• [Written exercise]: Return all lines below containing the word "there".

:: Dataset ::

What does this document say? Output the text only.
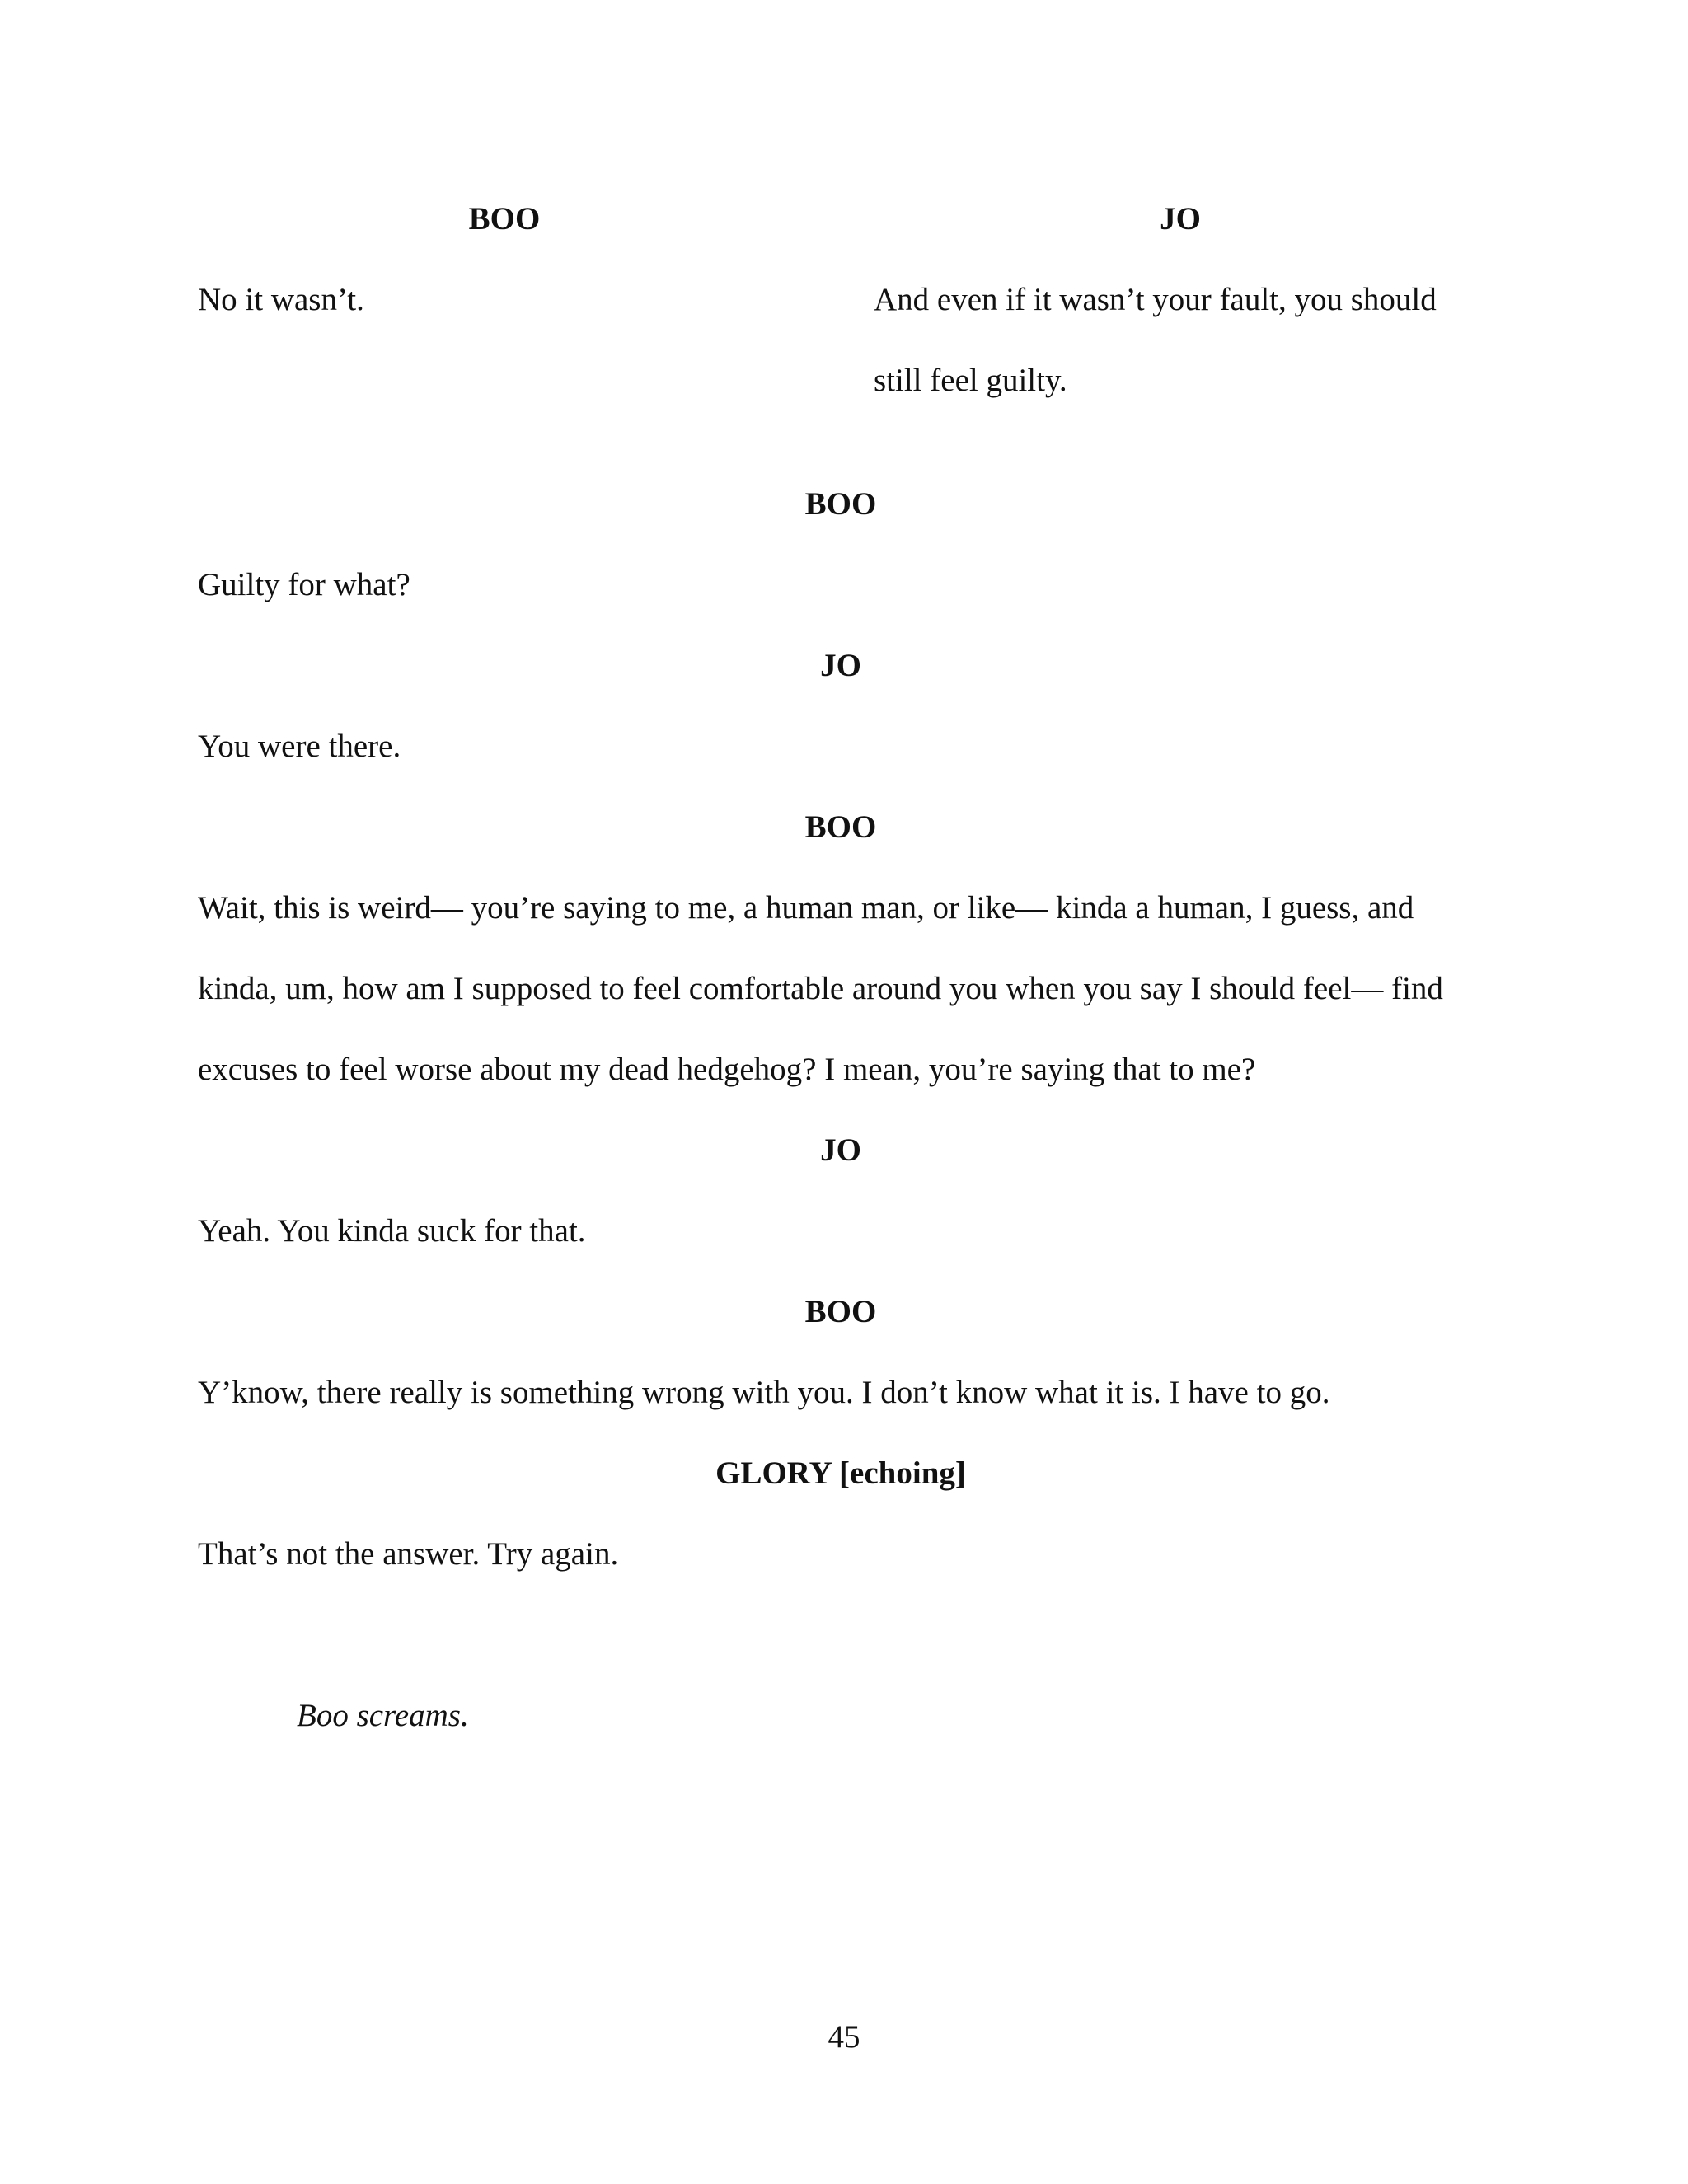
BOO	JO
No it wasn’t.	And even if it wasn’t your fault, you should
still feel guilty.
BOO
Guilty for what?
JO
You were there.
BOO
Wait, this is weird— you’re saying to me, a human man, or like— kinda a human, I guess, and
kinda, um, how am I supposed to feel comfortable around you when you say I should feel— find
excuses to feel worse about my dead hedgehog? I mean, you’re saying that to me?
JO
Yeah. You kinda suck for that.
BOO
Y’know, there really is something wrong with you. I don’t know what it is. I have to go.
GLORY [echoing]
That’s not the answer. Try again.
Boo screams.
45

:::

• [Written response]:
You were there.
Y’know, there really is something wrong with you. I don’t know what it is. I have to go.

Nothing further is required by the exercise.